• SELECTED TEXT:
• Car Review

2019 Range Rover Review

By Autolist Staff | May 13, 2019

Summary

The 2019 Land Rover Range Rover is a large made luxury SUV which is now in its fourth generation of production.

It competes in a high-end segment of SUVs which include the Lincoln Navigator, Toyota Land Cruiser, Cadillac Escalade, Mercedes Benz GLS Class, Lexus LX, Infiniti QX80, BMW X7, and Mercedes G Class.

The lone new feature for the 2019 Range Rover is a new plug-in hybrid powertrain option which adds a reported 31 miles of all electric range.

The Range Rover is an iconic British vehicle, co-owned by Jaguar, with a world-renown combination of luxury and off-road capability. Options are plentiful, its design is handsome, and performance isn’t lacking for Land Rover’s flagship model.

• RECORDED DATA:

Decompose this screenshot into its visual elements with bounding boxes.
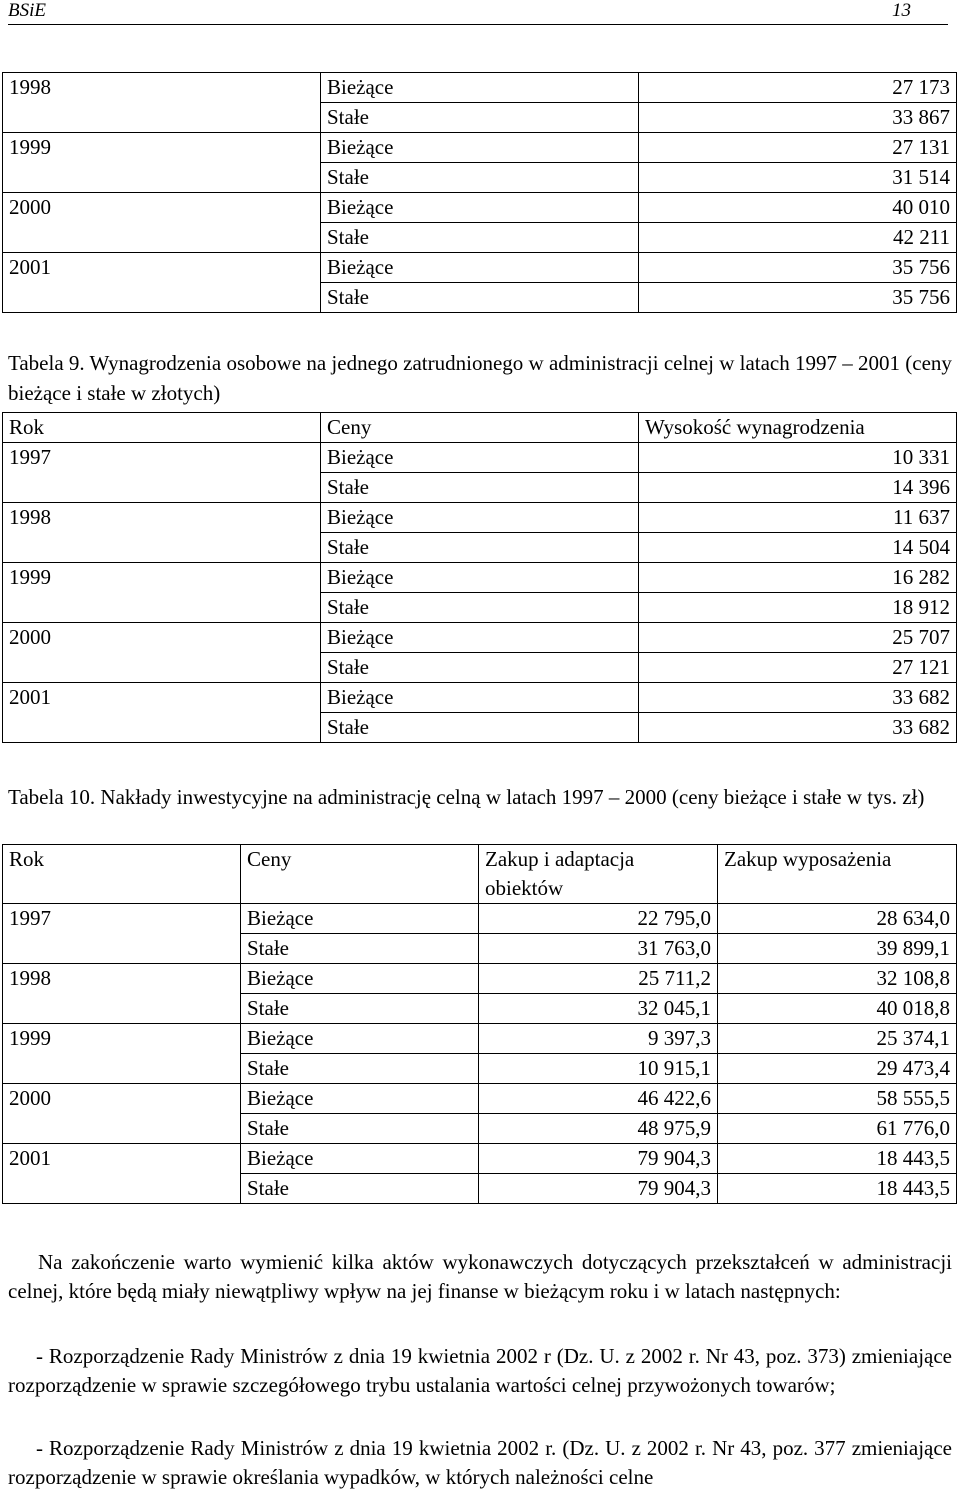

• GIVEN REQUEST 1: According to the Range Rover review, what is the only new feature for the 2019 model year?
• GIVEN REQUEST 2: Extend the 2019 Range Rover review, beginning after its last sentence.

• RESPONSE 1: A new plug-in hybrid powertrain option, which adds a reported 31 miles of all-electric range.

• RESPONSE 2:
Not to be confused with its sibling, the Land Rover Range Rover Sport, the Range Rover is larger, more expensive, and more luxurious. The Range Rover Sport SVR is also more performance-oriented than its big brother.

Exterior

The Range Rover is large with a tall cabin and a commanding road presence.

Similarly to the Land Rover Ranger Rover Sport, it does not look as off-road capable as it really is. Large 20-inch wheels fill out the wheel wells nicely and make it look sporty and athletic.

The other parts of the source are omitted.